**Provided entries**
--------
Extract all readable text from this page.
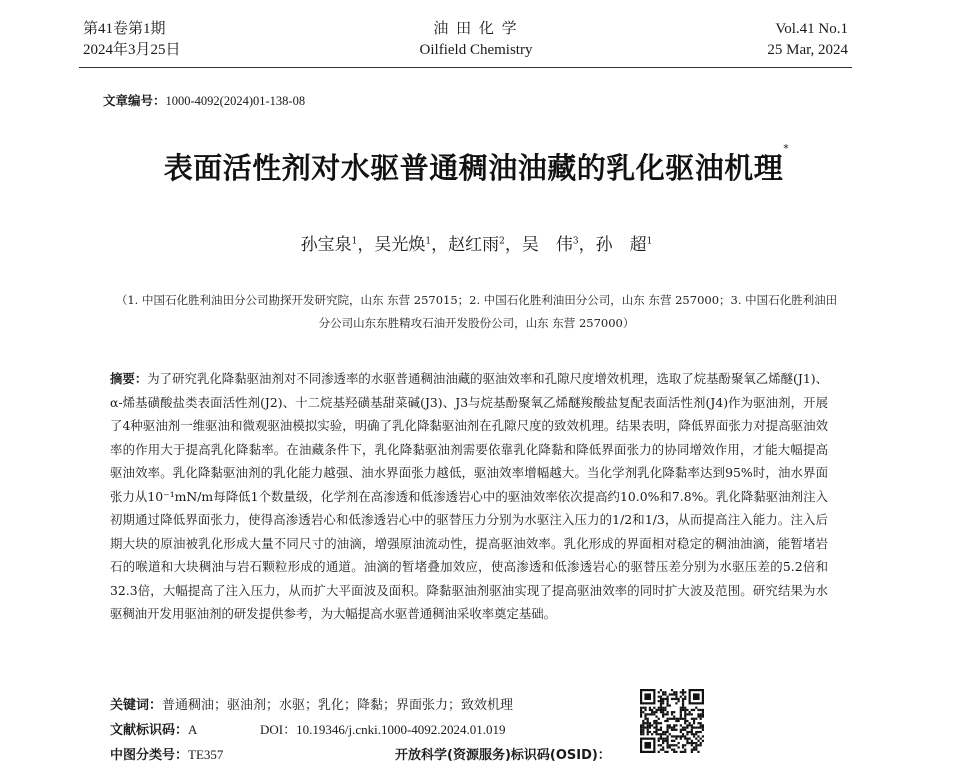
第41卷第1期
2024年3月25日
油 田 化 学
Oilfield Chemistry
Vol.41 No.1
25 Mar, 2024
文章编号：1000-4092(2024)01-138-08
表面活性剂对水驱普通稠油油藏的乳化驱油机理*
孙宝泉$^1$，吴光焕$^1$，赵红雨$^2$，吴　伟$^3$，孙　超$^1$
（1. 中国石化胜利油田分公司勘探开发研究院，山东 东营 257015；2. 中国石化胜利油田分公司，山东 东营 257000；3. 中国石化胜利油田
分公司山东东胜精攻石油开发股份公司，山东 东营 257000）
摘要：为了研究乳化降黏驱油剂对不同渗透率的水驱普通稠油油藏的驱油效率和孔隙尺度增效机理，选取了烷基酚聚氧乙烯醚(J1)、α-烯基磺酸盐类表面活性剂(J2)、十二烷基羟磺基甜菜碱(J3)、J3与烷基酚聚氧乙烯醚羧酸盐复配表面活性剂(J4)作为驱油剂，开展了4种驱油剂一维驱油和微观驱油模拟实验，明确了乳化降黏驱油剂在孔隙尺度的致效机理。结果表明，降低界面张力对提高驱油效率的作用大于提高乳化降黏率。在油藏条件下，乳化降黏驱油剂需要依靠乳化降黏和降低界面张力的协同增效作用，才能大幅提高驱油效率。乳化降黏驱油剂的乳化能力越强、油水界面张力越低，驱油效率增幅越大。当化学剂乳化降黏率达到95%时，油水界面张力从10⁻¹mN/m每降低1个数量级，化学剂在高渗透和低渗透岩心中的驱油效率依次提高约10.0%和7.8%。乳化降黏驱油剂注入初期通过降低界面张力，使得高渗透岩心和低渗透岩心中的驱替压力分别为水驱注入压力的1/2和1/3，从而提高注入能力。注入后期大块的原油被乳化形成大量不同尺寸的油滴，增强原油流动性，提高驱油效率。乳化形成的界面相对稳定的稠油油滴，能暂堵岩石的喉道和大块稠油与岩石颗粒形成的通道。油滴的暂堵叠加效应，使高渗透和低渗透岩心的驱替压差分别为水驱压差的5.2倍和32.3倍，大幅提高了注入压力，从而扩大平面波及面积。降黏驱油剂驱油实现了提高驱油效率的同时扩大波及范围。研究结果为水驱稠油开发用驱油剂的研发提供参考，为大幅提高水驱普通稠油采收率奠定基础。
关键词：普通稠油；驱油剂；水驱；乳化；降黏；界面张力；致效机理
文献标识码：A	DOI：10.19346/j.cnki.1000-4092.2024.01.019
中图分类号：TE357	开放科学(资源服务)标识码(OSID)：
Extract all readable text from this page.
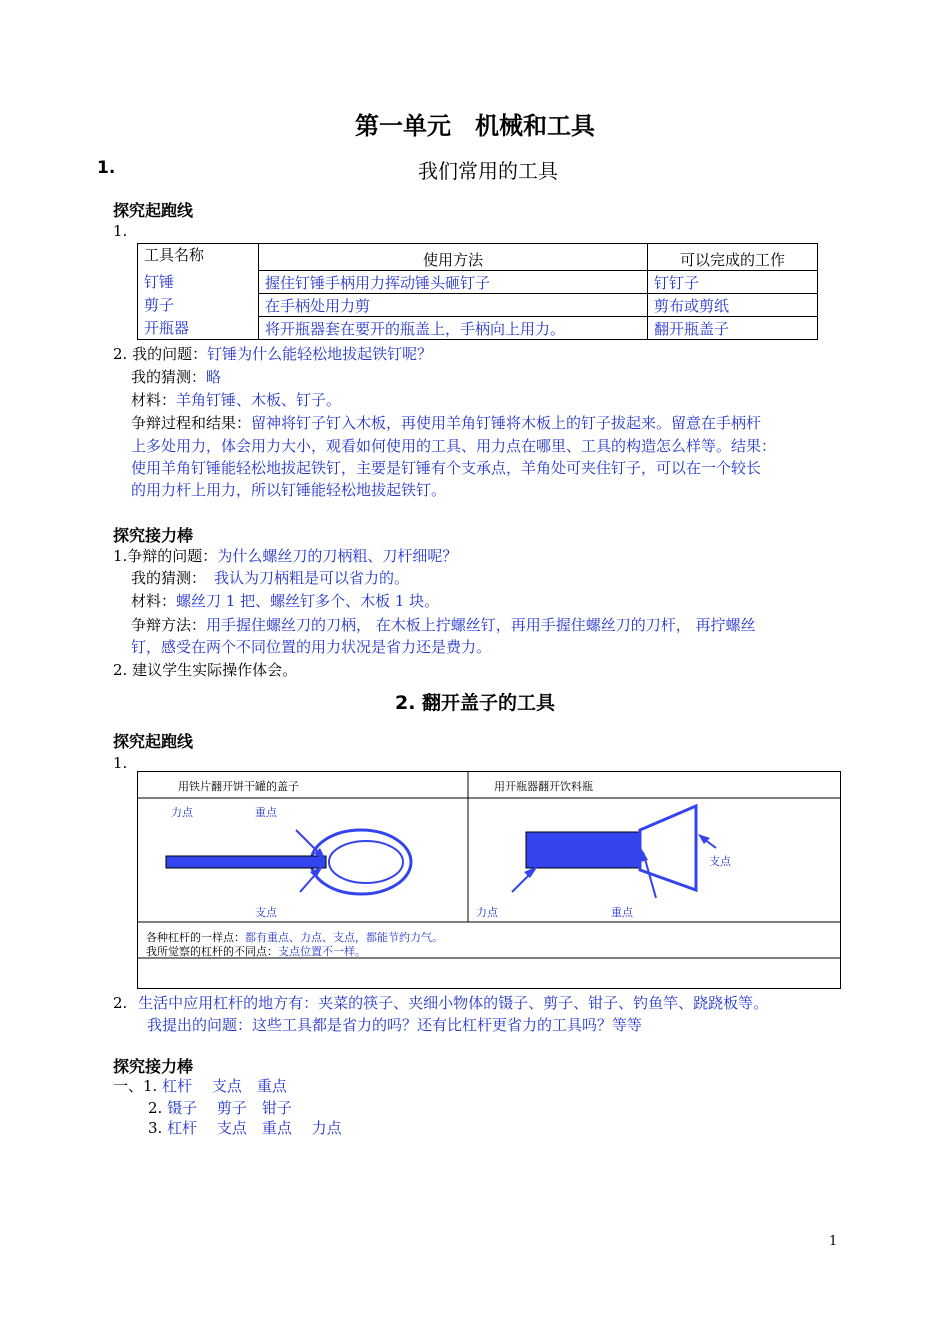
第一单元　机械和工具
1.	我们常用的工具
探究起跑线
1.
工具名称	使用方法	可以完成的工作
钉锤	握住钉锤手柄用力挥动锤头砸钉子	钉钉子
剪子	在手柄处用力剪	剪布或剪纸
开瓶器	将开瓶器套在要开的瓶盖上，手柄向上用力。	翻开瓶盖子
2. 我的问题：钉锤为什么能轻松地拔起铁钉呢？
我的猜测：略
材料：羊角钉锤、木板、钉子。
争辩过程和结果：留神将钉子钉入木板，再使用羊角钉锤将木板上的钉子拔起来。留意在手柄杆
上多处用力，体会用力大小，观看如何使用的工具、用力点在哪里、工具的构造怎么样等。结果：
使用羊角钉锤能轻松地拔起铁钉，主要是钉锤有个支承点，羊角处可夹住钉子，可以在一个较长
的用力杆上用力，所以钉锤能轻松地拔起铁钉。
探究接力棒
1.争辩的问题：为什么螺丝刀的刀柄粗、刀杆细呢？
我的猜测： 我认为刀柄粗是可以省力的。
材料：螺丝刀 1 把、螺丝钉多个、木板 1 块。
争辩方法：用手握住螺丝刀的刀柄， 在木板上拧螺丝钉，再用手握住螺丝刀的刀杆， 再拧螺丝
钉，感受在两个不同位置的用力状况是省力还是费力。
2. 建议学生实际操作体会。
2. 翻开盖子的工具
探究起跑线
1.
用铁片翻开饼干罐的盖子	用开瓶器翻开饮料瓶
力点	重点
支点
支点
力点	重点
各种杠杆的一样点：都有重点、力点、支点，都能节约力气。
我所觉察的杠杆的不同点：支点位置不一样。
2. 生活中应用杠杆的地方有：夹菜的筷子、夹细小物体的镊子、剪子、钳子、钓鱼竿、跷跷板等。
我提出的问题：这些工具都是省力的吗？还有比杠杆更省力的工具吗？等等
探究接力棒
一、1. 杠杆　 支点　重点
2. 镊子　 剪子　钳子
3. 杠杆　 支点　重点　 力点
1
--------
**Written request**
Will you restate every entry word for word and omit the images?

**Task response**
Extract all readable text from this page.
第41卷第1期
2024年3月25日
油 田 化 学
Oilfield Chemistry
Vol.41 No.1
25 Mar, 2024
文章编号：1000-4092(2024)01-138-08
表面活性剂对水驱普通稠油油藏的乳化驱油机理*
孙宝泉$^1$，吴光焕$^1$，赵红雨$^2$，吴　伟$^3$，孙　超$^1$
（1. 中国石化胜利油田分公司勘探开发研究院，山东 东营 257015；2. 中国石化胜利油田分公司，山东 东营 257000；3. 中国石化胜利油田
分公司山东东胜精攻石油开发股份公司，山东 东营 257000）
摘要：为了研究乳化降黏驱油剂对不同渗透率的水驱普通稠油油藏的驱油效率和孔隙尺度增效机理，选取了烷基酚聚氧乙烯醚(J1)、α-烯基磺酸盐类表面活性剂(J2)、十二烷基羟磺基甜菜碱(J3)、J3与烷基酚聚氧乙烯醚羧酸盐复配表面活性剂(J4)作为驱油剂，开展了4种驱油剂一维驱油和微观驱油模拟实验，明确了乳化降黏驱油剂在孔隙尺度的致效机理。结果表明，降低界面张力对提高驱油效率的作用大于提高乳化降黏率。在油藏条件下，乳化降黏驱油剂需要依靠乳化降黏和降低界面张力的协同增效作用，才能大幅提高驱油效率。乳化降黏驱油剂的乳化能力越强、油水界面张力越低，驱油效率增幅越大。当化学剂乳化降黏率达到95%时，油水界面张力从10⁻¹mN/m每降低1个数量级，化学剂在高渗透和低渗透岩心中的驱油效率依次提高约10.0%和7.8%。乳化降黏驱油剂注入初期通过降低界面张力，使得高渗透岩心和低渗透岩心中的驱替压力分别为水驱注入压力的1/2和1/3，从而提高注入能力。注入后期大块的原油被乳化形成大量不同尺寸的油滴，增强原油流动性，提高驱油效率。乳化形成的界面相对稳定的稠油油滴，能暂堵岩石的喉道和大块稠油与岩石颗粒形成的通道。油滴的暂堵叠加效应，使高渗透和低渗透岩心的驱替压差分别为水驱压差的5.2倍和32.3倍，大幅提高了注入压力，从而扩大平面波及面积。降黏驱油剂驱油实现了提高驱油效率的同时扩大波及范围。研究结果为水驱稠油开发用驱油剂的研发提供参考，为大幅提高水驱普通稠油采收率奠定基础。
关键词：普通稠油；驱油剂；水驱；乳化；降黏；界面张力；致效机理
文献标识码：A	DOI：10.19346/j.cnki.1000-4092.2024.01.019
中图分类号：TE357	开放科学(资源服务)标识码(OSID)：
Extract all readable text from this page.
第一单元　机械和工具
1.	我们常用的工具
探究起跑线
1.
工具名称	使用方法	可以完成的工作
钉锤	握住钉锤手柄用力挥动锤头砸钉子	钉钉子
剪子	在手柄处用力剪	剪布或剪纸
开瓶器	将开瓶器套在要开的瓶盖上，手柄向上用力。	翻开瓶盖子
2. 我的问题：钉锤为什么能轻松地拔起铁钉呢？
我的猜测：略
材料：羊角钉锤、木板、钉子。
争辩过程和结果：留神将钉子钉入木板，再使用羊角钉锤将木板上的钉子拔起来。留意在手柄杆
上多处用力，体会用力大小，观看如何使用的工具、用力点在哪里、工具的构造怎么样等。结果：
使用羊角钉锤能轻松地拔起铁钉，主要是钉锤有个支承点，羊角处可夹住钉子，可以在一个较长
的用力杆上用力，所以钉锤能轻松地拔起铁钉。
探究接力棒
1.争辩的问题：为什么螺丝刀的刀柄粗、刀杆细呢？
我的猜测： 我认为刀柄粗是可以省力的。
材料：螺丝刀 1 把、螺丝钉多个、木板 1 块。
争辩方法：用手握住螺丝刀的刀柄， 在木板上拧螺丝钉，再用手握住螺丝刀的刀杆， 再拧螺丝
钉，感受在两个不同位置的用力状况是省力还是费力。
2. 建议学生实际操作体会。
2. 翻开盖子的工具
探究起跑线
1.
用铁片翻开饼干罐的盖子	用开瓶器翻开饮料瓶
力点	重点
支点
支点
力点	重点
各种杠杆的一样点：都有重点、力点、支点，都能节约力气。
我所觉察的杠杆的不同点：支点位置不一样。
2. 生活中应用杠杆的地方有：夹菜的筷子、夹细小物体的镊子、剪子、钳子、钓鱼竿、跷跷板等。
我提出的问题：这些工具都是省力的吗？还有比杠杆更省力的工具吗？等等
探究接力棒
一、1. 杠杆　 支点　重点
2. 镊子　 剪子　钳子
3. 杠杆　 支点　重点　 力点
1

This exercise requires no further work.